Challenge
Exactly as written, retype the listing below, omitting the pictures.

-*-*-

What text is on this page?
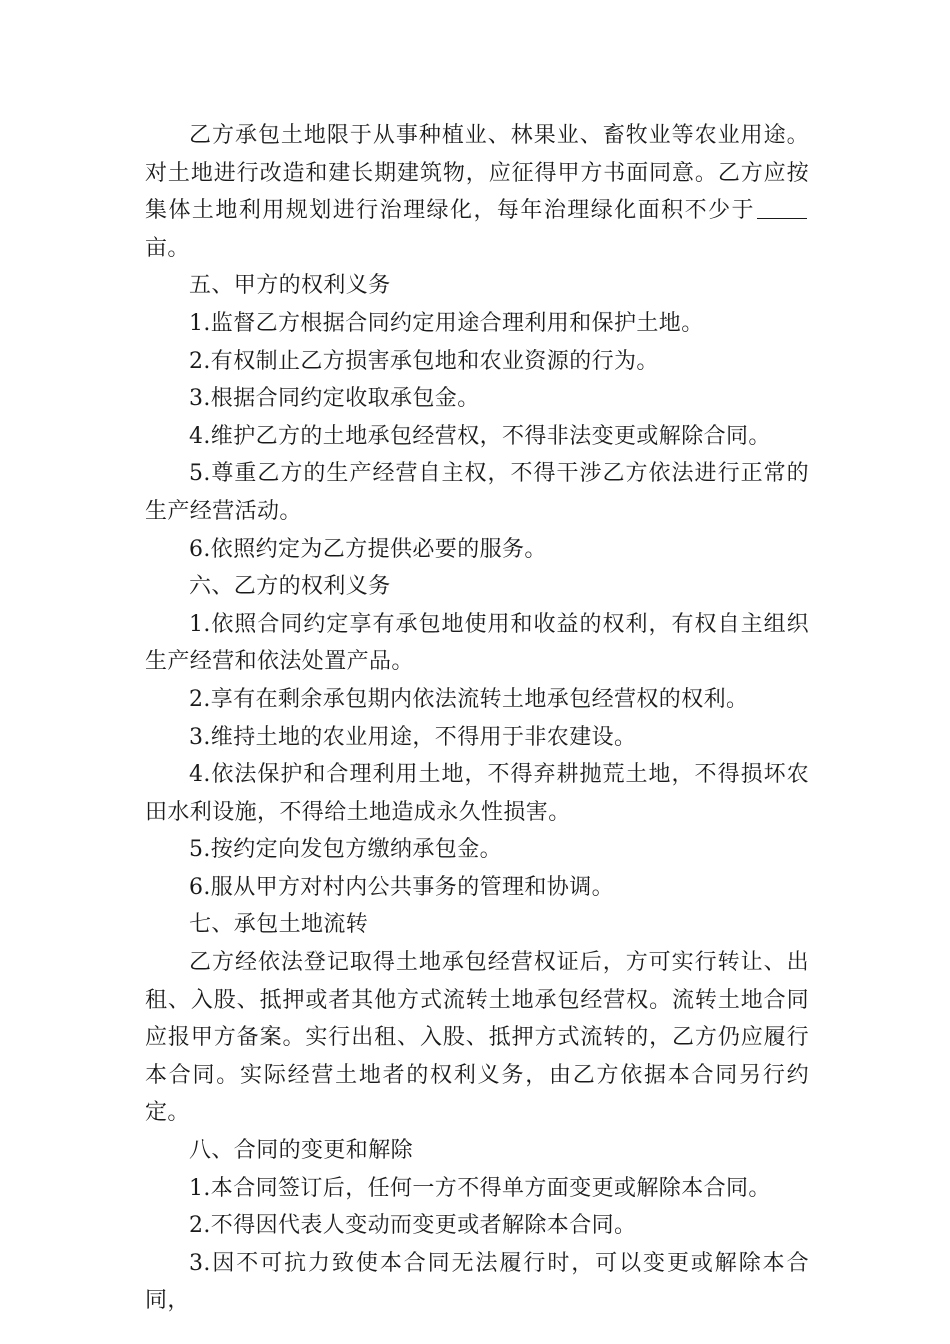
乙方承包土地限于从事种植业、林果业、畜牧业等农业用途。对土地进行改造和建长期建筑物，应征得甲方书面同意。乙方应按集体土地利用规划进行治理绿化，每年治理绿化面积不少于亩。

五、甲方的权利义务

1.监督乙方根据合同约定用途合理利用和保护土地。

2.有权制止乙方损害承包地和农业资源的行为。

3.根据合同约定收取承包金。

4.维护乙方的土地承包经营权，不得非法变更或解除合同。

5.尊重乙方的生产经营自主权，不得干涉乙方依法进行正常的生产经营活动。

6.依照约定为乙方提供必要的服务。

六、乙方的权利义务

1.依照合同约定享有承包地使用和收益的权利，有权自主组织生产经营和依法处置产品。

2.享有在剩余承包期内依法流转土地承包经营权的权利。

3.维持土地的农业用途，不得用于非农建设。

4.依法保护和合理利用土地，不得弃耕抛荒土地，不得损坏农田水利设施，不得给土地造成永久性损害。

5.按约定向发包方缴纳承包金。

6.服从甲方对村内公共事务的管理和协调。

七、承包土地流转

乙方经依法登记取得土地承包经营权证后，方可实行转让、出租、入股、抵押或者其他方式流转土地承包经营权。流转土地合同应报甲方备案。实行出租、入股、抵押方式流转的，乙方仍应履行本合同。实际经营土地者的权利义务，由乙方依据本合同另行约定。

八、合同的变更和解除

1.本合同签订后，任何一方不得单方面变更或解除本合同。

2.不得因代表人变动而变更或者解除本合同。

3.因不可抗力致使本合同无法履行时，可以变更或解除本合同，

-*-*-

Task answer
What text is on this page?
乙方承包土地限于从事种植业、林果业、畜牧业等农业用途。对土地进行改造和建长期建筑物，应征得甲方书面同意。乙方应按集体土地利用规划进行治理绿化，每年治理绿化面积不少于亩。

五、甲方的权利义务

1.监督乙方根据合同约定用途合理利用和保护土地。

2.有权制止乙方损害承包地和农业资源的行为。

3.根据合同约定收取承包金。

4.维护乙方的土地承包经营权，不得非法变更或解除合同。

5.尊重乙方的生产经营自主权，不得干涉乙方依法进行正常的生产经营活动。

6.依照约定为乙方提供必要的服务。

六、乙方的权利义务

1.依照合同约定享有承包地使用和收益的权利，有权自主组织生产经营和依法处置产品。

2.享有在剩余承包期内依法流转土地承包经营权的权利。

3.维持土地的农业用途，不得用于非农建设。

4.依法保护和合理利用土地，不得弃耕抛荒土地，不得损坏农田水利设施，不得给土地造成永久性损害。

5.按约定向发包方缴纳承包金。

6.服从甲方对村内公共事务的管理和协调。

七、承包土地流转

乙方经依法登记取得土地承包经营权证后，方可实行转让、出租、入股、抵押或者其他方式流转土地承包经营权。流转土地合同应报甲方备案。实行出租、入股、抵押方式流转的，乙方仍应履行本合同。实际经营土地者的权利义务，由乙方依据本合同另行约定。

八、合同的变更和解除

1.本合同签订后，任何一方不得单方面变更或解除本合同。

2.不得因代表人变动而变更或者解除本合同。

3.因不可抗力致使本合同无法履行时，可以变更或解除本合同，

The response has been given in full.